Task directions:
Transcribe the material in full, exactly as written.

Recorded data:
----

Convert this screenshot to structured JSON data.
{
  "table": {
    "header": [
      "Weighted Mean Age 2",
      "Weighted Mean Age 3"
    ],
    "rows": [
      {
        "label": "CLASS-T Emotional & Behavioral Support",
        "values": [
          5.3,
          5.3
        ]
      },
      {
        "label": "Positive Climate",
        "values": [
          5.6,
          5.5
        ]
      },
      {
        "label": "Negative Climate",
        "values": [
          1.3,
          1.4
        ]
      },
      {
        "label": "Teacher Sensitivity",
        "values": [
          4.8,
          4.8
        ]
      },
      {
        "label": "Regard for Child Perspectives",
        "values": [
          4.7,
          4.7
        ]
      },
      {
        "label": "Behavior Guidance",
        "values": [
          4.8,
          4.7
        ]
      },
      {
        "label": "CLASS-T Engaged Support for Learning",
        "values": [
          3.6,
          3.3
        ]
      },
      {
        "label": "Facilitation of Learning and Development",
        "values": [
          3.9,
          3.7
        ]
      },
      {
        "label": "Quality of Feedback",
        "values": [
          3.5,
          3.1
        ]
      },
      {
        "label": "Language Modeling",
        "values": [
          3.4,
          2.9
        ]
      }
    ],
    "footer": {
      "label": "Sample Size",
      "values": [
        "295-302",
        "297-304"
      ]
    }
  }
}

----

Solution to the exercise:
Convert this screenshot to structured JSON data.
{
  "table": {
    "header": [
      "Weighted Mean Age 2",
      "Weighted Mean Age 3"
    ],
    "rows": [
      {
        "label": "CLASS-T Emotional & Behavioral Support",
        "values": [
          5.3,
          5.3
        ]
      },
      {
        "label": "Positive Climate",
        "values": [
          5.6,
          5.5
        ]
      },
      {
        "label": "Negative Climate",
        "values": [
          1.3,
          1.4
        ]
      },
      {
        "label": "Teacher Sensitivity",
        "values": [
          4.8,
          4.8
        ]
      },
      {
        "label": "Regard for Child Perspectives",
        "values": [
          4.7,
          4.7
        ]
      },
      {
        "label": "Behavior Guidance",
        "values": [
          4.8,
          4.7
        ]
      },
      {
        "label": "CLASS-T Engaged Support for Learning",
        "values": [
          3.6,
          3.3
        ]
      },
      {
        "label": "Facilitation of Learning and Development",
        "values": [
          3.9,
          3.7
        ]
      },
      {
        "label": "Quality of Feedback",
        "values": [
          3.5,
          3.1
        ]
      },
      {
        "label": "Language Modeling",
        "values": [
          3.4,
          2.9
        ]
      }
    ],
    "footer": {
      "label": "Sample Size",
      "values": [
        "295-302",
        "297-304"
      ]
    }
  }
}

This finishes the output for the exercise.